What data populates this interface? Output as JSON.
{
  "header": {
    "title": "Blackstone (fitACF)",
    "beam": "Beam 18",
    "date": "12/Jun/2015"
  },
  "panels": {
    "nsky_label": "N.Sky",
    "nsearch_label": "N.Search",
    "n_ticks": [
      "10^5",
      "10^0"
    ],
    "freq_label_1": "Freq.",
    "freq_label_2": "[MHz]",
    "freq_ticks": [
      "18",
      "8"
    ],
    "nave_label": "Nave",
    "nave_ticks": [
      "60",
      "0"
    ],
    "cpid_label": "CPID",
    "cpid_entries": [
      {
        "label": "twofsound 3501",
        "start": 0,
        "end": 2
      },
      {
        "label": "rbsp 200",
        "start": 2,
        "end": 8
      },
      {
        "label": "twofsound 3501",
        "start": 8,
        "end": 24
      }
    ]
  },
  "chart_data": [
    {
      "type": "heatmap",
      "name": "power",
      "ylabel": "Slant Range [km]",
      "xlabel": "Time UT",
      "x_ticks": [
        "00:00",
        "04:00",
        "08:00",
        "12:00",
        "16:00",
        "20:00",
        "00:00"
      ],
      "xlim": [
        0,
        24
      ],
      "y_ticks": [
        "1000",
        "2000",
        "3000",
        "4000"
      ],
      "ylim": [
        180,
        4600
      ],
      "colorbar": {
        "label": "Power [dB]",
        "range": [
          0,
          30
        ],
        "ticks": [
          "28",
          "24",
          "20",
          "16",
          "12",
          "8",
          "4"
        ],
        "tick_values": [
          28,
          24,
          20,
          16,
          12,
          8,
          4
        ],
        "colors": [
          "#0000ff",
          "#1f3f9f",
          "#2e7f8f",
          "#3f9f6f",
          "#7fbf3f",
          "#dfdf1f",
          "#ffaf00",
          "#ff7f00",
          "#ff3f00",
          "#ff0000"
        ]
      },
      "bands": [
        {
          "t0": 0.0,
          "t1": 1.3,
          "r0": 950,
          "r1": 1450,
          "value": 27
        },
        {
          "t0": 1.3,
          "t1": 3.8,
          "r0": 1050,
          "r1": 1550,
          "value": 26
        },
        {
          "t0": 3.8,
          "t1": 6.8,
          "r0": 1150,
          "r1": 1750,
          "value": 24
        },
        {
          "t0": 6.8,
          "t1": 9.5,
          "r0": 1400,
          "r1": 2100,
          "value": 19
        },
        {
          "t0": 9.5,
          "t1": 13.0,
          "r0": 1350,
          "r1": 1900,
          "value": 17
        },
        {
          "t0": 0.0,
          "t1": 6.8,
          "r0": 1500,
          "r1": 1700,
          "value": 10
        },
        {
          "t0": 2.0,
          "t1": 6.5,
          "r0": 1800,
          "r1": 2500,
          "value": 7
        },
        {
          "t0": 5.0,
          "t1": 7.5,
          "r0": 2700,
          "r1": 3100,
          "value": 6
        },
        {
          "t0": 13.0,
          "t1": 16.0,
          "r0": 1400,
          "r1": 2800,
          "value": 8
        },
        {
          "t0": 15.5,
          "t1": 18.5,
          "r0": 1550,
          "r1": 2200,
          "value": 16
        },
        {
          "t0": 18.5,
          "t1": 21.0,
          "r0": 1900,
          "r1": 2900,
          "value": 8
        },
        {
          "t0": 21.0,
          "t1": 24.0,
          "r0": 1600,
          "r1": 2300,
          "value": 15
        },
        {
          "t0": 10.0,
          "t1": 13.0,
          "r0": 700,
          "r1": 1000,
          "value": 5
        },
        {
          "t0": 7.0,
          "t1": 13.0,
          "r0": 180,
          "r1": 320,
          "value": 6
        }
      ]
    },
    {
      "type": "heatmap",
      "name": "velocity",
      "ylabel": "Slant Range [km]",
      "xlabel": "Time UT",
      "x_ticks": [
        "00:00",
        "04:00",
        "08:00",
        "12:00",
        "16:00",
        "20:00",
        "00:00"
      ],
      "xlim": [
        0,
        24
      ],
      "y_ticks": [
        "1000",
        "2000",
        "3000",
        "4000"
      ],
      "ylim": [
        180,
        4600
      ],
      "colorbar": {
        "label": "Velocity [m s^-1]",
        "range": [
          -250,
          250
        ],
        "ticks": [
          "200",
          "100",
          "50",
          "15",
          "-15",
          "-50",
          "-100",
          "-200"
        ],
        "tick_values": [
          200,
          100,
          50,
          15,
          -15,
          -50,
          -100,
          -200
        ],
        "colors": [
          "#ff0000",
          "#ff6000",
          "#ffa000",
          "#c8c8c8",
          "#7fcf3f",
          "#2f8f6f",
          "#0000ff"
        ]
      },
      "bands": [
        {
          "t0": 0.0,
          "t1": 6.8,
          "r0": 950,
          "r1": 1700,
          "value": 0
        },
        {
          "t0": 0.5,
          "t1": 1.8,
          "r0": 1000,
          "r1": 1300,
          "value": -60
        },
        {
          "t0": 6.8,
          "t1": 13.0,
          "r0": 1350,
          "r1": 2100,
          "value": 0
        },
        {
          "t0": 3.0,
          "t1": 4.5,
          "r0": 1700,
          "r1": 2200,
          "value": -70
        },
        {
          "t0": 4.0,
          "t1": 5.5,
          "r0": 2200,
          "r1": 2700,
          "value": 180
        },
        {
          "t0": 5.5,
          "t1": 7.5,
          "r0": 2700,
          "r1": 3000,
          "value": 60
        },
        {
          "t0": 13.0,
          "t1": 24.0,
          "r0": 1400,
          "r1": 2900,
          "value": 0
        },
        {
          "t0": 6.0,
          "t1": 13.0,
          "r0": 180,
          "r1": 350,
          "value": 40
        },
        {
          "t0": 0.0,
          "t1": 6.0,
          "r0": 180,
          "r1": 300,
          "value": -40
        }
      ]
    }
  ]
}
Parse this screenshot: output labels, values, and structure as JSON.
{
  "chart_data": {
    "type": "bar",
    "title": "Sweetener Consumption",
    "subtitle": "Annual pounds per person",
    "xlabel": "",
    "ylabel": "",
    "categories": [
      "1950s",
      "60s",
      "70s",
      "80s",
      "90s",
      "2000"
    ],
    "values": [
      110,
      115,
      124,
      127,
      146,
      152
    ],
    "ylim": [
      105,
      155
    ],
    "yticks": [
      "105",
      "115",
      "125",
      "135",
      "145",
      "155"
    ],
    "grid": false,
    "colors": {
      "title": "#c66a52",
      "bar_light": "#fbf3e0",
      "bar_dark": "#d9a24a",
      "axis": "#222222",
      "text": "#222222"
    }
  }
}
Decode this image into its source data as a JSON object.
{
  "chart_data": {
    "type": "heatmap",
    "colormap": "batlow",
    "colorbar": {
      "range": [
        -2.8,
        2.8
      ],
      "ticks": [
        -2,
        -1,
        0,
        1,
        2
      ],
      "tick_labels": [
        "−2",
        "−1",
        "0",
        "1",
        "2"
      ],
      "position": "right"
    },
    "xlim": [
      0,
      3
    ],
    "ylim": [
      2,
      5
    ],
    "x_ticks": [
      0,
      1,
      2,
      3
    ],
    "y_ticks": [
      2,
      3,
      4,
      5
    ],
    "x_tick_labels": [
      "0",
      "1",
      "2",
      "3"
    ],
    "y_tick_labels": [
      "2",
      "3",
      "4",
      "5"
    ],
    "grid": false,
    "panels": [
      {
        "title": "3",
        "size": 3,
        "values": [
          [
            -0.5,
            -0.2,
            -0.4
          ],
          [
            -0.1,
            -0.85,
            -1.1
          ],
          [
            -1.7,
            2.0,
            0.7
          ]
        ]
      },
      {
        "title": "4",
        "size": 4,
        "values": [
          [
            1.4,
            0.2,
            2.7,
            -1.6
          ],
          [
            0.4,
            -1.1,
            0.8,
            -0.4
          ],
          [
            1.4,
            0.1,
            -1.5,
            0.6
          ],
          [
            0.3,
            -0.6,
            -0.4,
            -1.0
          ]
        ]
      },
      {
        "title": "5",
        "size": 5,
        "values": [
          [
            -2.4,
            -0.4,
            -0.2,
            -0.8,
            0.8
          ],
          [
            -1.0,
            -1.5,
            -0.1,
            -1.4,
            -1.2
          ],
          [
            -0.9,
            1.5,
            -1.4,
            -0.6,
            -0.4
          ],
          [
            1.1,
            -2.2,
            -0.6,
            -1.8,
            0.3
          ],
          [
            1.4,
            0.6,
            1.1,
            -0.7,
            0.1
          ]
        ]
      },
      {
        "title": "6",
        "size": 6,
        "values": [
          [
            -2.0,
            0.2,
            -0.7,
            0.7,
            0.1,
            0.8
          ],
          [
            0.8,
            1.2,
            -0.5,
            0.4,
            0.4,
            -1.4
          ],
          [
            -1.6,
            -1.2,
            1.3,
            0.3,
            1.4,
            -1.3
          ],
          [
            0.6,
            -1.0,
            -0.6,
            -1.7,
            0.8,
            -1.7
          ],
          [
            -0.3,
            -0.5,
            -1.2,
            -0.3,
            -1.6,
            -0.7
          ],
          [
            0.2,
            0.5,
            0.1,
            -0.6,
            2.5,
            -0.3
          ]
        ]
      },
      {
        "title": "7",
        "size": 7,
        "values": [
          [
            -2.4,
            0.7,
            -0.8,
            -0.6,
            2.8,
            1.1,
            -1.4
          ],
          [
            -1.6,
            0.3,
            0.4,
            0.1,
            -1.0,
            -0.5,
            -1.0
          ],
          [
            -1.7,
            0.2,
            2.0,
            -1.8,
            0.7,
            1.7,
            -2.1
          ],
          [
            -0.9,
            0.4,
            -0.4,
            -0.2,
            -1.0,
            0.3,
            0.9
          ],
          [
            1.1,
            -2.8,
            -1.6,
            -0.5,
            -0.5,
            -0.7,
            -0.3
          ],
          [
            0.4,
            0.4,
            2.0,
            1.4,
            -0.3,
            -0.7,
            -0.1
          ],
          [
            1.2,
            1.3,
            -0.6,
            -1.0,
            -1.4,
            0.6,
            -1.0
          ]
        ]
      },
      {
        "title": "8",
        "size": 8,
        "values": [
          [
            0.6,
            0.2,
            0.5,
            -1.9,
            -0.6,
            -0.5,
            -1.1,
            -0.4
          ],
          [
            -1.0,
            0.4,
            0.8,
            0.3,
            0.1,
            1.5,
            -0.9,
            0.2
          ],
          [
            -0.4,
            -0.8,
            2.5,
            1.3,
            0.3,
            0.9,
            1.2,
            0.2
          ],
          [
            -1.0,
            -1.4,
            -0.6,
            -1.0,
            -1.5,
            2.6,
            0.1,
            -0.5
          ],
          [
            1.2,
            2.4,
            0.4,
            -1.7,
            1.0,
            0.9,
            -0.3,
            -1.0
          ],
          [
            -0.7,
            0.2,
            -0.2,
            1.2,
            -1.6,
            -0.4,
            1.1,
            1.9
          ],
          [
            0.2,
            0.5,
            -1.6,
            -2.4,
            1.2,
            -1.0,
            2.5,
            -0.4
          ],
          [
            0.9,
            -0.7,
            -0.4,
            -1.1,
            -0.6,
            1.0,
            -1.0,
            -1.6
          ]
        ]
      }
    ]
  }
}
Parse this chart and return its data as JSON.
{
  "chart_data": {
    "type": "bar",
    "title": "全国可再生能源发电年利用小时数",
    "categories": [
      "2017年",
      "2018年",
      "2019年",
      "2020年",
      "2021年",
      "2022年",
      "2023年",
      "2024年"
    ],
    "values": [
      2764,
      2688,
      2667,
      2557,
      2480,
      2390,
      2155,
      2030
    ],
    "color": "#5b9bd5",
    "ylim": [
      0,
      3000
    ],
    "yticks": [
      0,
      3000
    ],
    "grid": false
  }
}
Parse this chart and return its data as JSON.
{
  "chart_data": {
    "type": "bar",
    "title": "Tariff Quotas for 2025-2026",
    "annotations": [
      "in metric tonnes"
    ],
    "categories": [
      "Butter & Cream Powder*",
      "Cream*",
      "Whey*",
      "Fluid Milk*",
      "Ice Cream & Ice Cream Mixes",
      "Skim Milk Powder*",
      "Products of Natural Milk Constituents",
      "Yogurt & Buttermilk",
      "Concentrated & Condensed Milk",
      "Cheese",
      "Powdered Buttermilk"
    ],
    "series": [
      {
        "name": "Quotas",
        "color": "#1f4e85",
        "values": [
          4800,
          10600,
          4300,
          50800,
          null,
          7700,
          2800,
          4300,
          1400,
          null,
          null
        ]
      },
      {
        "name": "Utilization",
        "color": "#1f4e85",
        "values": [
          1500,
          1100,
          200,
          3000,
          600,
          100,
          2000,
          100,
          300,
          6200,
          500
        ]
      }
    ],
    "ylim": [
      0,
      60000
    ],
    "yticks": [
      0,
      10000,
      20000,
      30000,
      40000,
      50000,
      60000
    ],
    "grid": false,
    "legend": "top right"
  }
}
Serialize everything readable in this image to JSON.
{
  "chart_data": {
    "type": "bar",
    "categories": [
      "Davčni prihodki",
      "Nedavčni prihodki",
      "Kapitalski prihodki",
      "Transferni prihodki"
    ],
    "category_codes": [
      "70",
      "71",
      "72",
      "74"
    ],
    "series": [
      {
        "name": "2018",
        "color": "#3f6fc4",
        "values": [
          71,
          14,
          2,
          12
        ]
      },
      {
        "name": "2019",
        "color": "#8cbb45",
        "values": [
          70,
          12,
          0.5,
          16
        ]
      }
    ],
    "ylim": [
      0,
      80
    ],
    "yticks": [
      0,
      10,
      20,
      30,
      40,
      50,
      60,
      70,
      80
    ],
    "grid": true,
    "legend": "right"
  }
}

*Request*:
Show every line of the records above that contains the word "JSON".

*Reply*:
What data populates this interface? Output as JSON.
Parse this screenshot: output labels, values, and structure as JSON.
Decode this image into its source data as a JSON object.
Parse this chart and return its data as JSON.
Parse this chart and return its data as JSON.
Serialize everything readable in this image to JSON.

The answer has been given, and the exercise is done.